*Instruction:* Search the data for the word "name" and copy every line where it occurs.

*Entries provided:*
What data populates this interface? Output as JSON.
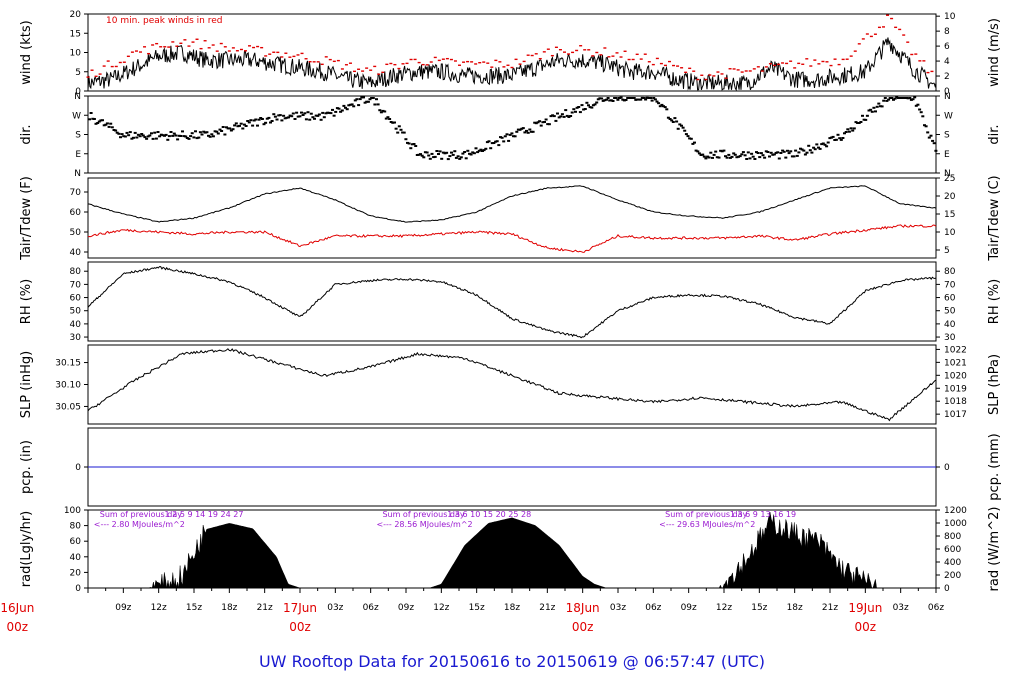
{
  "title": "UW Rooftop Data for 20150616  to  20150619 @ 06:57:47  (UTC)",
  "colors": {
    "title": "#1a1ad0",
    "red": "#e00000",
    "purple": "#9a1ad0",
    "blue": "#1a1ad0",
    "ink": "#000000"
  },
  "time_axis": {
    "hour_ticks": [
      "09z",
      "12z",
      "15z",
      "18z",
      "21z",
      "03z",
      "06z",
      "09z",
      "12z",
      "15z",
      "18z",
      "21z",
      "03z",
      "06z",
      "09z",
      "12z",
      "15z",
      "18z",
      "21z",
      "03z",
      "06z"
    ],
    "day_labels": [
      {
        "date": "16Jun",
        "hour": "00z"
      },
      {
        "date": "17Jun",
        "hour": "00z"
      },
      {
        "date": "18Jun",
        "hour": "00z"
      },
      {
        "date": "19Jun",
        "hour": "00z"
      }
    ]
  },
  "panels": {
    "wind": {
      "left_label": "wind (kts)",
      "right_label": "wind (m/s)",
      "note": "10 min. peak winds in red",
      "left_ticks": [
        "0",
        "5",
        "10",
        "15",
        "20"
      ],
      "right_ticks": [
        "0",
        "2",
        "4",
        "6",
        "8",
        "10"
      ]
    },
    "dir": {
      "left_label": "dir.",
      "right_label": "dir.",
      "ticks": [
        "N",
        "E",
        "S",
        "W",
        "N"
      ]
    },
    "temp": {
      "left_label": "Tair/Tdew (F)",
      "right_label": "Tair/Tdew (C)",
      "left_ticks": [
        "40",
        "50",
        "60",
        "70"
      ],
      "right_ticks": [
        "5",
        "10",
        "15",
        "20",
        "25"
      ]
    },
    "rh": {
      "left_label": "RH (%)",
      "right_label": "RH (%)",
      "ticks": [
        "30",
        "40",
        "50",
        "60",
        "70",
        "80"
      ]
    },
    "slp": {
      "left_label": "SLP (inHg)",
      "right_label": "SLP (hPa)",
      "left_ticks": [
        "30.05",
        "30.10",
        "30.15"
      ],
      "right_ticks": [
        "1017",
        "1018",
        "1019",
        "1020",
        "1021",
        "1022"
      ]
    },
    "pcp": {
      "left_label": "pcp. (in)",
      "right_label": "pcp. (mm)",
      "left_ticks": [
        "0"
      ],
      "right_ticks": [
        "0"
      ]
    },
    "rad": {
      "left_label": "rad(Lgly/hr)",
      "right_label": "rad (W/m^2)",
      "left_ticks": [
        "0",
        "20",
        "40",
        "60",
        "80",
        "100"
      ],
      "right_ticks": [
        "0",
        "200",
        "400",
        "600",
        "800",
        "1000",
        "1200"
      ],
      "days": [
        {
          "sum_label": "Sum of previous day",
          "sum_value": "<--- 2.80 MJoules/m^2",
          "hour_marks": "1   2   5   9   14   19   24   27"
        },
        {
          "sum_label": "Sum of previous day",
          "sum_value": "<--- 28.56 MJoules/m^2",
          "hour_marks": "1   3   6   10   15   20   25   28"
        },
        {
          "sum_label": "Sum of previous day",
          "sum_value": "<--- 29.63 MJoules/m^2",
          "hour_marks": "1   3   6   9   13   16   19"
        }
      ]
    }
  },
  "chart_data": [
    {
      "type": "line",
      "panel": "wind",
      "units": "kts",
      "x_unit": "hours UTC from 16Jun 06z",
      "series": [
        {
          "name": "wind",
          "x": [
            0,
            2,
            4,
            6,
            8,
            10,
            12,
            14,
            16,
            18,
            20,
            22,
            24,
            26,
            28,
            30,
            32,
            34,
            36,
            38,
            40,
            42,
            44,
            46,
            48,
            50,
            52,
            54,
            56,
            58,
            60,
            62,
            64,
            66,
            68,
            70,
            72
          ],
          "y": [
            2,
            3,
            6,
            9,
            10,
            8,
            8,
            8,
            7,
            6,
            5,
            3,
            2,
            4,
            5,
            5,
            4,
            4,
            4,
            6,
            8,
            8,
            7,
            5,
            5,
            3,
            2,
            2,
            2,
            6,
            3,
            3,
            4,
            5,
            13,
            6,
            1
          ]
        },
        {
          "name": "10 min. peak",
          "x": [
            0,
            4,
            8,
            12,
            16,
            20,
            24,
            28,
            32,
            36,
            40,
            44,
            48,
            52,
            56,
            60,
            64,
            68,
            70,
            72
          ],
          "y": [
            4,
            10,
            13,
            11,
            10,
            8,
            5,
            8,
            7,
            7,
            11,
            10,
            8,
            4,
            5,
            7,
            8,
            19,
            10,
            3
          ]
        }
      ]
    },
    {
      "type": "scatter",
      "panel": "dir",
      "ylim": [
        "N",
        "N"
      ],
      "series": [
        {
          "name": "dir.",
          "x": [
            0,
            3,
            6,
            10,
            16,
            20,
            24,
            28,
            32,
            36,
            40,
            44,
            48,
            52,
            56,
            60,
            64,
            66,
            68,
            70,
            72
          ],
          "y": [
            "W",
            "S",
            "S",
            "S",
            "W",
            "W",
            "N",
            "E",
            "E",
            "S",
            "W",
            "N",
            "N",
            "E",
            "E",
            "E",
            "S",
            "W",
            "N",
            "N",
            "E"
          ]
        }
      ]
    },
    {
      "type": "line",
      "panel": "temp",
      "units": "F",
      "series": [
        {
          "name": "Tair",
          "x": [
            0,
            3,
            6,
            9,
            12,
            15,
            18,
            21,
            24,
            27,
            30,
            33,
            36,
            39,
            42,
            45,
            48,
            51,
            54,
            57,
            60,
            63,
            66,
            69,
            72
          ],
          "y": [
            64,
            59,
            55,
            57,
            62,
            69,
            72,
            66,
            58,
            55,
            56,
            60,
            68,
            72,
            73,
            66,
            60,
            58,
            57,
            60,
            66,
            72,
            73,
            64,
            62
          ]
        },
        {
          "name": "Tdew",
          "x": [
            0,
            3,
            6,
            9,
            12,
            15,
            18,
            21,
            24,
            27,
            30,
            33,
            36,
            39,
            42,
            45,
            48,
            51,
            54,
            57,
            60,
            63,
            66,
            69,
            72
          ],
          "y": [
            48,
            51,
            50,
            49,
            50,
            50,
            43,
            48,
            48,
            48,
            49,
            50,
            49,
            42,
            40,
            48,
            47,
            47,
            47,
            48,
            46,
            49,
            51,
            53,
            53
          ]
        }
      ]
    },
    {
      "type": "line",
      "panel": "rh",
      "units": "%",
      "series": [
        {
          "name": "RH",
          "x": [
            0,
            3,
            6,
            9,
            12,
            15,
            18,
            21,
            24,
            27,
            30,
            33,
            36,
            39,
            42,
            45,
            48,
            51,
            54,
            57,
            60,
            63,
            66,
            69,
            72
          ],
          "y": [
            53,
            78,
            83,
            78,
            72,
            60,
            45,
            70,
            73,
            74,
            72,
            62,
            44,
            35,
            30,
            50,
            60,
            62,
            61,
            55,
            45,
            40,
            65,
            73,
            75
          ]
        }
      ]
    },
    {
      "type": "line",
      "panel": "slp",
      "units": "inHg",
      "series": [
        {
          "name": "SLP",
          "x": [
            0,
            4,
            8,
            12,
            16,
            20,
            24,
            28,
            32,
            36,
            40,
            44,
            48,
            52,
            56,
            60,
            64,
            68,
            72
          ],
          "y": [
            30.04,
            30.11,
            30.17,
            30.18,
            30.15,
            30.12,
            30.14,
            30.17,
            30.16,
            30.12,
            30.08,
            30.07,
            30.06,
            30.07,
            30.06,
            30.05,
            30.06,
            30.02,
            30.11
          ]
        }
      ]
    },
    {
      "type": "line",
      "panel": "pcp",
      "units": "in",
      "series": [
        {
          "name": "pcp",
          "x": [
            0,
            72
          ],
          "y": [
            0,
            0
          ]
        }
      ]
    },
    {
      "type": "area",
      "panel": "rad",
      "units": "Lgly/hr",
      "series": [
        {
          "name": "rad",
          "x": [
            0,
            5,
            6,
            8,
            10,
            12,
            14,
            16,
            17,
            18,
            20,
            29,
            30,
            32,
            34,
            36,
            38,
            40,
            42,
            43,
            44,
            46,
            53,
            54,
            56,
            58,
            60,
            62,
            64,
            66,
            67,
            72
          ],
          "y": [
            0,
            0,
            2,
            15,
            75,
            83,
            76,
            40,
            5,
            0,
            0,
            0,
            5,
            55,
            83,
            90,
            80,
            55,
            15,
            5,
            0,
            0,
            0,
            5,
            40,
            85,
            70,
            60,
            25,
            8,
            0,
            0
          ]
        }
      ]
    }
  ]
}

*In response:*
          "name": "wind",
          "name": "10 min. peak",
          "name": "dir.",
          "name": "Tair",
          "name": "Tdew",
          "name": "RH",
          "name": "SLP",
          "name": "pcp",
          "name": "rad",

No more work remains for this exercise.